» **Set problem**:
Identify each line below that contains the word "JSON", and copy it out.

▽

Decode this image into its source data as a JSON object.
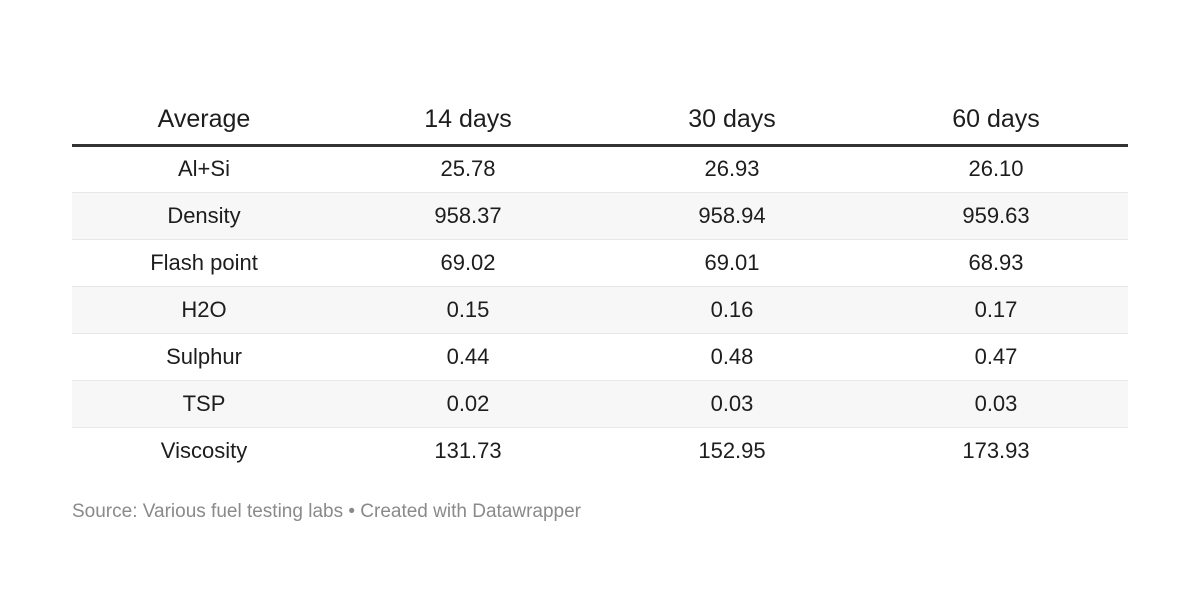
{
  "table": {
    "columns": [
      "Average",
      "14 days",
      "30 days",
      "60 days"
    ],
    "rows": [
      {
        "label": "Al+Si",
        "values": [
          "25.78",
          "26.93",
          "26.10"
        ]
      },
      {
        "label": "Density",
        "values": [
          "958.37",
          "958.94",
          "959.63"
        ]
      },
      {
        "label": "Flash point",
        "values": [
          "69.02",
          "69.01",
          "68.93"
        ]
      },
      {
        "label": "H2O",
        "values": [
          "0.15",
          "0.16",
          "0.17"
        ]
      },
      {
        "label": "Sulphur",
        "values": [
          "0.44",
          "0.48",
          "0.47"
        ]
      },
      {
        "label": "TSP",
        "values": [
          "0.02",
          "0.03",
          "0.03"
        ]
      },
      {
        "label": "Viscosity",
        "values": [
          "131.73",
          "152.95",
          "173.93"
        ]
      }
    ]
  },
  "footer": {
    "source_text": "Source: Various fuel testing labs • Created with Datawrapper"
  },
  "colors": {
    "text": "#1d1d1d",
    "header_rule": "#333333",
    "row_stripe": "#f7f7f7",
    "row_border": "#e8e8e8",
    "footer_text": "#8a8a8a",
    "background": "#ffffff"
  },
  "chart_data": {
    "type": "table",
    "title": "",
    "columns": [
      "Average",
      "14 days",
      "30 days",
      "60 days"
    ],
    "rows": [
      [
        "Al+Si",
        25.78,
        26.93,
        26.1
      ],
      [
        "Density",
        958.37,
        958.94,
        959.63
      ],
      [
        "Flash point",
        69.02,
        69.01,
        68.93
      ],
      [
        "H2O",
        0.15,
        0.16,
        0.17
      ],
      [
        "Sulphur",
        0.44,
        0.48,
        0.47
      ],
      [
        "TSP",
        0.02,
        0.03,
        0.03
      ],
      [
        "Viscosity",
        131.73,
        152.95,
        173.93
      ]
    ],
    "layout": {
      "striped_rows": true,
      "header_rule": true,
      "alignment": "center"
    },
    "source": "Various fuel testing labs",
    "tool": "Datawrapper"
  }
}
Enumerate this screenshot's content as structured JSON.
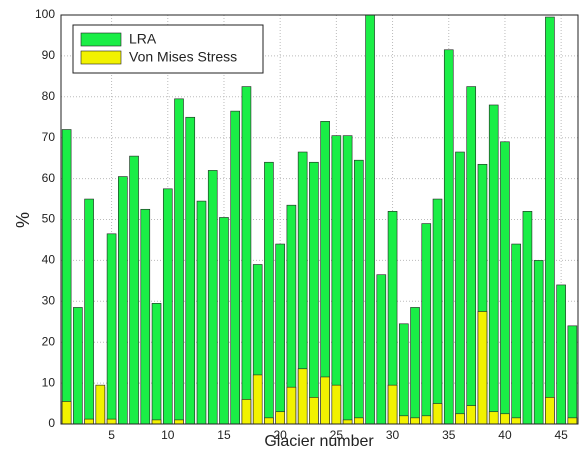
{
  "chart_data": {
    "type": "bar",
    "x": [
      1,
      2,
      3,
      4,
      5,
      6,
      7,
      8,
      9,
      10,
      11,
      12,
      13,
      14,
      15,
      16,
      17,
      18,
      19,
      20,
      21,
      22,
      23,
      24,
      25,
      26,
      27,
      28,
      29,
      30,
      31,
      32,
      33,
      34,
      35,
      36,
      37,
      38,
      39,
      40,
      41,
      42,
      43,
      44,
      45,
      46
    ],
    "series": [
      {
        "name": "LRA",
        "color": "#1aee46",
        "values": [
          72,
          28.5,
          55,
          9,
          46.5,
          60.5,
          65.5,
          52.5,
          29.5,
          57.5,
          79.5,
          75,
          54.5,
          62,
          50.5,
          76.5,
          82.5,
          39,
          64,
          44,
          53.5,
          66.5,
          64,
          74,
          70.5,
          70.5,
          64.5,
          100,
          36.5,
          52,
          24.5,
          28.5,
          49,
          55,
          91.5,
          66.5,
          82.5,
          63.5,
          78,
          69,
          44,
          52,
          40,
          99.5,
          34,
          24
        ]
      },
      {
        "name": "Von Mises Stress",
        "color": "#f2f200",
        "values": [
          5.5,
          0,
          1.2,
          9.5,
          1.2,
          0,
          0,
          0,
          1,
          0,
          1,
          0,
          0,
          0,
          0,
          0,
          6,
          12,
          1.5,
          3,
          9,
          13.5,
          6.5,
          11.5,
          9.5,
          1,
          1.5,
          0,
          0,
          9.5,
          2,
          1.5,
          2,
          5,
          0,
          2.5,
          4.5,
          27.5,
          3,
          2.5,
          1.5,
          0,
          0,
          6.5,
          0,
          1.5
        ]
      }
    ],
    "xlabel": "Glacier number",
    "ylabel": "%",
    "xlim": [
      0.5,
      46.5
    ],
    "xticks": [
      5,
      10,
      15,
      20,
      25,
      30,
      35,
      40,
      45
    ],
    "ylim": [
      0,
      100
    ],
    "yticks": [
      0,
      10,
      20,
      30,
      40,
      50,
      60,
      70,
      80,
      90,
      100
    ],
    "grid": true,
    "legend": "upper-left"
  }
}
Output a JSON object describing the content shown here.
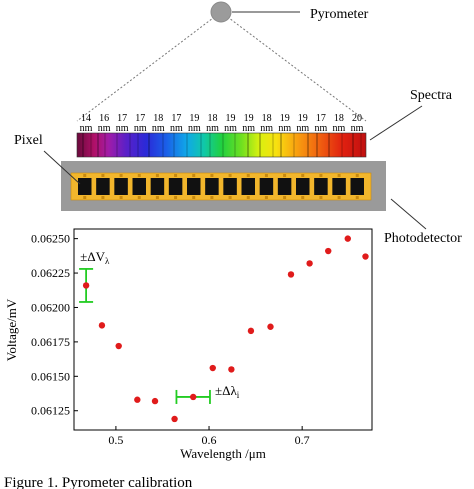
{
  "labels": {
    "pyrometer": "Pyrometer",
    "spectra": "Spectra",
    "pixel": "Pixel",
    "photodetector": "Photodetector",
    "caption": "Figure 1. Pyrometer calibration"
  },
  "spectrum": {
    "pixel_labels": [
      {
        "num": "14",
        "unit": "nm"
      },
      {
        "num": "16",
        "unit": "nm"
      },
      {
        "num": "17",
        "unit": "nm"
      },
      {
        "num": "17",
        "unit": "nm"
      },
      {
        "num": "18",
        "unit": "nm"
      },
      {
        "num": "17",
        "unit": "nm"
      },
      {
        "num": "19",
        "unit": "nm"
      },
      {
        "num": "18",
        "unit": "nm"
      },
      {
        "num": "19",
        "unit": "nm"
      },
      {
        "num": "19",
        "unit": "nm"
      },
      {
        "num": "18",
        "unit": "nm"
      },
      {
        "num": "19",
        "unit": "nm"
      },
      {
        "num": "19",
        "unit": "nm"
      },
      {
        "num": "17",
        "unit": "nm"
      },
      {
        "num": "18",
        "unit": "nm"
      },
      {
        "num": "20",
        "unit": "nm"
      }
    ],
    "pixel_count": 16
  },
  "colors": {
    "point": "#e01b1b",
    "errorbar": "#22cc22",
    "detector_frame": "#f2b62c",
    "detector_bg": "#9a9a9a",
    "pixel": "#111111"
  },
  "chart_data": {
    "type": "scatter",
    "title": "",
    "xlabel": "Wavelength /μm",
    "ylabel": "Voltage/mV",
    "xlim": [
      0.455,
      0.775
    ],
    "ylim": [
      0.06111,
      0.06257
    ],
    "xticks": [
      "0.5",
      "0.6",
      "0.7"
    ],
    "xtick_values": [
      0.5,
      0.6,
      0.7
    ],
    "yticks": [
      "0.06125",
      "0.06150",
      "0.06175",
      "0.06200",
      "0.06225",
      "0.06250"
    ],
    "ytick_values": [
      0.06125,
      0.0615,
      0.06175,
      0.062,
      0.06225,
      0.0625
    ],
    "points": [
      {
        "x": 0.468,
        "y": 0.06216
      },
      {
        "x": 0.485,
        "y": 0.06187
      },
      {
        "x": 0.503,
        "y": 0.06172
      },
      {
        "x": 0.523,
        "y": 0.06133
      },
      {
        "x": 0.542,
        "y": 0.06132
      },
      {
        "x": 0.563,
        "y": 0.06119
      },
      {
        "x": 0.583,
        "y": 0.06135
      },
      {
        "x": 0.604,
        "y": 0.06156
      },
      {
        "x": 0.624,
        "y": 0.06155
      },
      {
        "x": 0.645,
        "y": 0.06183
      },
      {
        "x": 0.666,
        "y": 0.06186
      },
      {
        "x": 0.688,
        "y": 0.06224
      },
      {
        "x": 0.708,
        "y": 0.06232
      },
      {
        "x": 0.728,
        "y": 0.06241
      },
      {
        "x": 0.749,
        "y": 0.0625
      },
      {
        "x": 0.768,
        "y": 0.06237
      }
    ],
    "annotations": [
      {
        "text": "±ΔV",
        "subscript": "λ",
        "type": "vertical-error",
        "x": 0.468,
        "y": 0.06216,
        "delta": 0.00012
      },
      {
        "text": "±Δλ",
        "subscript": "i",
        "type": "horizontal-error",
        "x": 0.583,
        "y": 0.06135,
        "delta": 0.018
      }
    ]
  }
}
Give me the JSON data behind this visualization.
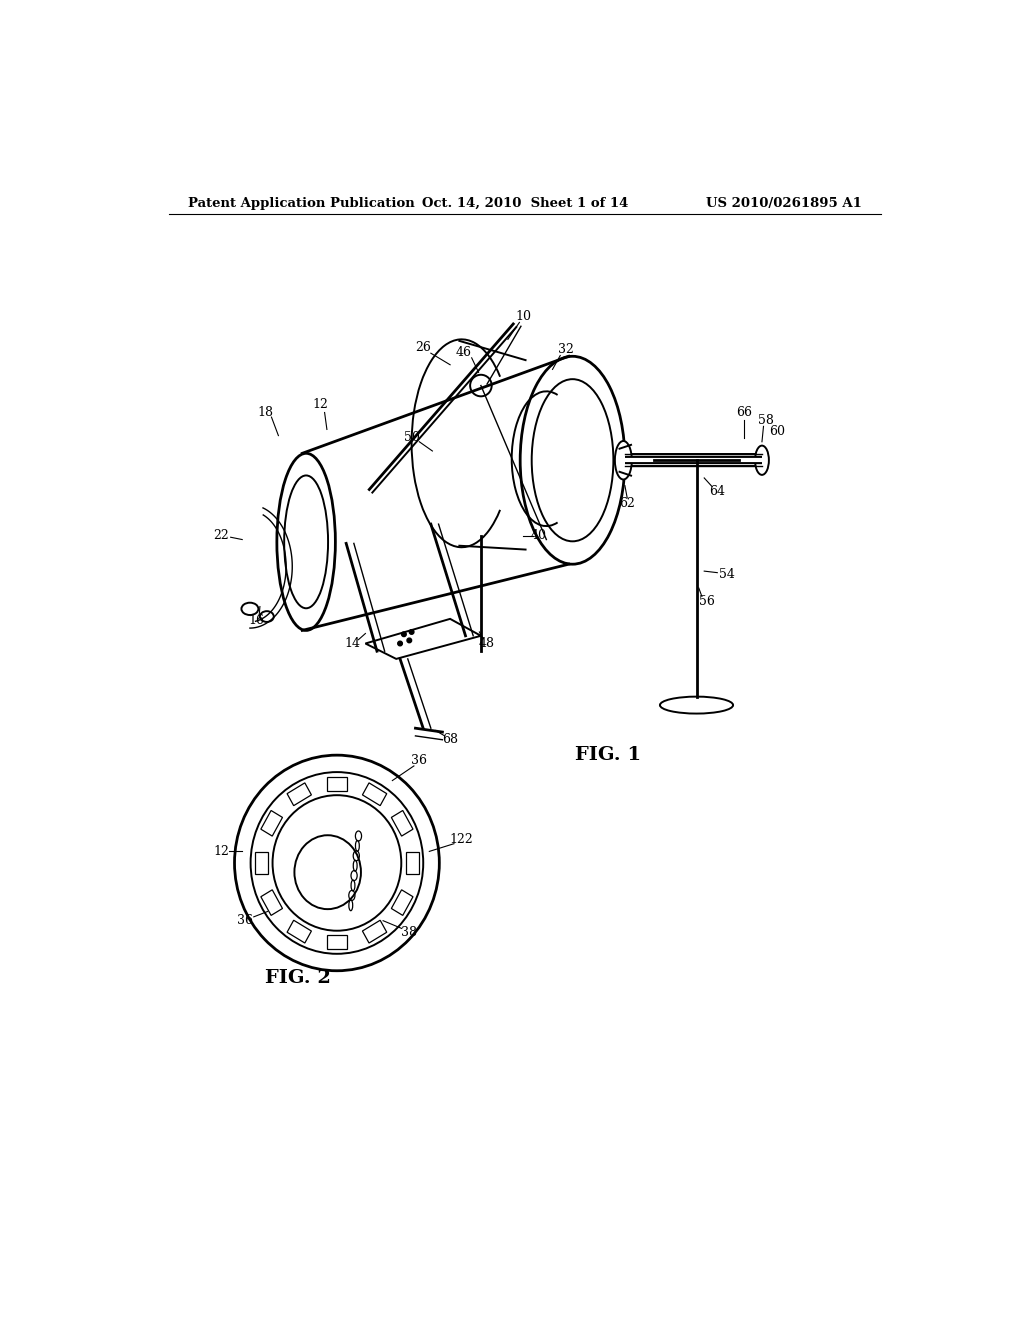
{
  "background_color": "#ffffff",
  "line_color": "#000000",
  "header": {
    "left": "Patent Application Publication",
    "center": "Oct. 14, 2010  Sheet 1 of 14",
    "right": "US 2010/0261895 A1"
  },
  "fig1_label": "FIG. 1",
  "fig2_label": "FIG. 2"
}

△

» **Written response**:
Decode this image into its source data as a JSON object.
Enumerate this screenshot's content as structured JSON.
Output a JSON object describing the content shown here.
Give me the JSON data behind this visualization.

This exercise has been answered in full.